- Exercise details
Extract all of the data and reproduce it precisely.

------ Dataset content ------

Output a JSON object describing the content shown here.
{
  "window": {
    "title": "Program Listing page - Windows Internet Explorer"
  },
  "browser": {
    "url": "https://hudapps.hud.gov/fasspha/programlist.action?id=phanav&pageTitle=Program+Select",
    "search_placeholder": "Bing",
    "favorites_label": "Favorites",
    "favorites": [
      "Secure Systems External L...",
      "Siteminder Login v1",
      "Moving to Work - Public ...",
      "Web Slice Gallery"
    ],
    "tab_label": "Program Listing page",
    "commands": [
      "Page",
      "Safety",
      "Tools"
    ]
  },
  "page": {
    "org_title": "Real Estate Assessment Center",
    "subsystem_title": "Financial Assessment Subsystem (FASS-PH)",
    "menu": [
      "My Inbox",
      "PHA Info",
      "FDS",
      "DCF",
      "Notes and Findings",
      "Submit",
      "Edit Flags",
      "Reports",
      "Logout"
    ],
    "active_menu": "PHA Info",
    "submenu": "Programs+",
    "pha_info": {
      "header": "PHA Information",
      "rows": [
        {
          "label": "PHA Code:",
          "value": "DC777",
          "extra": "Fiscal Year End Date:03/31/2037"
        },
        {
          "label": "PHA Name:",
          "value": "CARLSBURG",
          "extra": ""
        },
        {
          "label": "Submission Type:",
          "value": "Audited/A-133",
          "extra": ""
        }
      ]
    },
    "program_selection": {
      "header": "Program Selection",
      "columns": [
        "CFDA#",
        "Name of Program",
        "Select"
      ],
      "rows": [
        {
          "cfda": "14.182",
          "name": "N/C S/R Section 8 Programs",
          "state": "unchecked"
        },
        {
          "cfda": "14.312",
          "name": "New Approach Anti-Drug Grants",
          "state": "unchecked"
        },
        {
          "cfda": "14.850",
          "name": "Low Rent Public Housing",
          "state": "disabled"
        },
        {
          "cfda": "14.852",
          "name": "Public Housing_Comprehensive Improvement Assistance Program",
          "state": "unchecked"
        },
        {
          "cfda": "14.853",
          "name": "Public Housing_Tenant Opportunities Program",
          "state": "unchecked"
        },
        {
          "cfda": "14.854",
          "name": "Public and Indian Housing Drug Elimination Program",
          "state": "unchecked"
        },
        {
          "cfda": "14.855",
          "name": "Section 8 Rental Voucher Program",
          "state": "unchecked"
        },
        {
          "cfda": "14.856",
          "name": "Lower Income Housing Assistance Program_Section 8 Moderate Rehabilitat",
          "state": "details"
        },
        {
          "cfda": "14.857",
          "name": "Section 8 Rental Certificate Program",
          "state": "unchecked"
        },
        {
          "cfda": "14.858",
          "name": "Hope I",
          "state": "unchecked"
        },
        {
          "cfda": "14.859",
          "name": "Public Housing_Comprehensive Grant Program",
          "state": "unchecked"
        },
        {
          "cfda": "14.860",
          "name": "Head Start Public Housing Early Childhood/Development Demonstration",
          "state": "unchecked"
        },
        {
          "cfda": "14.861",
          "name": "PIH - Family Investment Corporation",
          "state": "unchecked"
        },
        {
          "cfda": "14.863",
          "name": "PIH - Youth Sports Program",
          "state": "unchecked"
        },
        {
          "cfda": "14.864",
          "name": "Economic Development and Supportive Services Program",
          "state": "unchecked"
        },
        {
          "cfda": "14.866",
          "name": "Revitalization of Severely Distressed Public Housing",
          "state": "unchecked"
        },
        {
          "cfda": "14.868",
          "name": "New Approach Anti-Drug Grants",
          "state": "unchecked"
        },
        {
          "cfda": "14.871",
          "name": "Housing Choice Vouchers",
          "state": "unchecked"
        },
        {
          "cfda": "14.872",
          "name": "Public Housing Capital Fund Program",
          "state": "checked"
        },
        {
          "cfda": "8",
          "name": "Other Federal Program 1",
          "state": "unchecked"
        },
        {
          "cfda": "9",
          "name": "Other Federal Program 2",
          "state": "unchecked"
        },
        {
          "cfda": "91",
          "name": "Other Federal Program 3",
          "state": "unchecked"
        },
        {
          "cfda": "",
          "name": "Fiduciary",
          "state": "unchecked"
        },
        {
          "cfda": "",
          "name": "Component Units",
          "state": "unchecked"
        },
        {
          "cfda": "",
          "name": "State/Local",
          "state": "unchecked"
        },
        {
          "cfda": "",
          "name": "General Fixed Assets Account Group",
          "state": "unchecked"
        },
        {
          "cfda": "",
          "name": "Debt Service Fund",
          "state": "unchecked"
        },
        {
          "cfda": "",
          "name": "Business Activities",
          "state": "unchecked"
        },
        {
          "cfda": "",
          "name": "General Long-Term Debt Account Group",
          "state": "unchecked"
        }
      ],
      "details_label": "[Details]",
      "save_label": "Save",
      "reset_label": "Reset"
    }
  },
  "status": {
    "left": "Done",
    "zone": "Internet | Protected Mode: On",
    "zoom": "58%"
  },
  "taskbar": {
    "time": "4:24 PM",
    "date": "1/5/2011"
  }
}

------

- Solution to the problem
Output a JSON object describing the content shown here.
{
  "window": {
    "title": "Program Listing page - Windows Internet Explorer"
  },
  "browser": {
    "url": "https://hudapps.hud.gov/fasspha/programlist.action?id=phanav&pageTitle=Program+Select",
    "search_placeholder": "Bing",
    "favorites_label": "Favorites",
    "favorites": [
      "Secure Systems External L...",
      "Siteminder Login v1",
      "Moving to Work - Public ...",
      "Web Slice Gallery"
    ],
    "tab_label": "Program Listing page",
    "commands": [
      "Page",
      "Safety",
      "Tools"
    ]
  },
  "page": {
    "org_title": "Real Estate Assessment Center",
    "subsystem_title": "Financial Assessment Subsystem (FASS-PH)",
    "menu": [
      "My Inbox",
      "PHA Info",
      "FDS",
      "DCF",
      "Notes and Findings",
      "Submit",
      "Edit Flags",
      "Reports",
      "Logout"
    ],
    "active_menu": "PHA Info",
    "submenu": "Programs+",
    "pha_info": {
      "header": "PHA Information",
      "rows": [
        {
          "label": "PHA Code:",
          "value": "DC777",
          "extra": "Fiscal Year End Date:03/31/2037"
        },
        {
          "label": "PHA Name:",
          "value": "CARLSBURG",
          "extra": ""
        },
        {
          "label": "Submission Type:",
          "value": "Audited/A-133",
          "extra": ""
        }
      ]
    },
    "program_selection": {
      "header": "Program Selection",
      "columns": [
        "CFDA#",
        "Name of Program",
        "Select"
      ],
      "rows": [
        {
          "cfda": "14.182",
          "name": "N/C S/R Section 8 Programs",
          "state": "unchecked"
        },
        {
          "cfda": "14.312",
          "name": "New Approach Anti-Drug Grants",
          "state": "unchecked"
        },
        {
          "cfda": "14.850",
          "name": "Low Rent Public Housing",
          "state": "disabled"
        },
        {
          "cfda": "14.852",
          "name": "Public Housing_Comprehensive Improvement Assistance Program",
          "state": "unchecked"
        },
        {
          "cfda": "14.853",
          "name": "Public Housing_Tenant Opportunities Program",
          "state": "unchecked"
        },
        {
          "cfda": "14.854",
          "name": "Public and Indian Housing Drug Elimination Program",
          "state": "unchecked"
        },
        {
          "cfda": "14.855",
          "name": "Section 8 Rental Voucher Program",
          "state": "unchecked"
        },
        {
          "cfda": "14.856",
          "name": "Lower Income Housing Assistance Program_Section 8 Moderate Rehabilitat",
          "state": "details"
        },
        {
          "cfda": "14.857",
          "name": "Section 8 Rental Certificate Program",
          "state": "unchecked"
        },
        {
          "cfda": "14.858",
          "name": "Hope I",
          "state": "unchecked"
        },
        {
          "cfda": "14.859",
          "name": "Public Housing_Comprehensive Grant Program",
          "state": "unchecked"
        },
        {
          "cfda": "14.860",
          "name": "Head Start Public Housing Early Childhood/Development Demonstration",
          "state": "unchecked"
        },
        {
          "cfda": "14.861",
          "name": "PIH - Family Investment Corporation",
          "state": "unchecked"
        },
        {
          "cfda": "14.863",
          "name": "PIH - Youth Sports Program",
          "state": "unchecked"
        },
        {
          "cfda": "14.864",
          "name": "Economic Development and Supportive Services Program",
          "state": "unchecked"
        },
        {
          "cfda": "14.866",
          "name": "Revitalization of Severely Distressed Public Housing",
          "state": "unchecked"
        },
        {
          "cfda": "14.868",
          "name": "New Approach Anti-Drug Grants",
          "state": "unchecked"
        },
        {
          "cfda": "14.871",
          "name": "Housing Choice Vouchers",
          "state": "unchecked"
        },
        {
          "cfda": "14.872",
          "name": "Public Housing Capital Fund Program",
          "state": "checked"
        },
        {
          "cfda": "8",
          "name": "Other Federal Program 1",
          "state": "unchecked"
        },
        {
          "cfda": "9",
          "name": "Other Federal Program 2",
          "state": "unchecked"
        },
        {
          "cfda": "91",
          "name": "Other Federal Program 3",
          "state": "unchecked"
        },
        {
          "cfda": "",
          "name": "Fiduciary",
          "state": "unchecked"
        },
        {
          "cfda": "",
          "name": "Component Units",
          "state": "unchecked"
        },
        {
          "cfda": "",
          "name": "State/Local",
          "state": "unchecked"
        },
        {
          "cfda": "",
          "name": "General Fixed Assets Account Group",
          "state": "unchecked"
        },
        {
          "cfda": "",
          "name": "Debt Service Fund",
          "state": "unchecked"
        },
        {
          "cfda": "",
          "name": "Business Activities",
          "state": "unchecked"
        },
        {
          "cfda": "",
          "name": "General Long-Term Debt Account Group",
          "state": "unchecked"
        }
      ],
      "details_label": "[Details]",
      "save_label": "Save",
      "reset_label": "Reset"
    }
  },
  "status": {
    "left": "Done",
    "zone": "Internet | Protected Mode: On",
    "zoom": "58%"
  },
  "taskbar": {
    "time": "4:24 PM",
    "date": "1/5/2011"
  }
}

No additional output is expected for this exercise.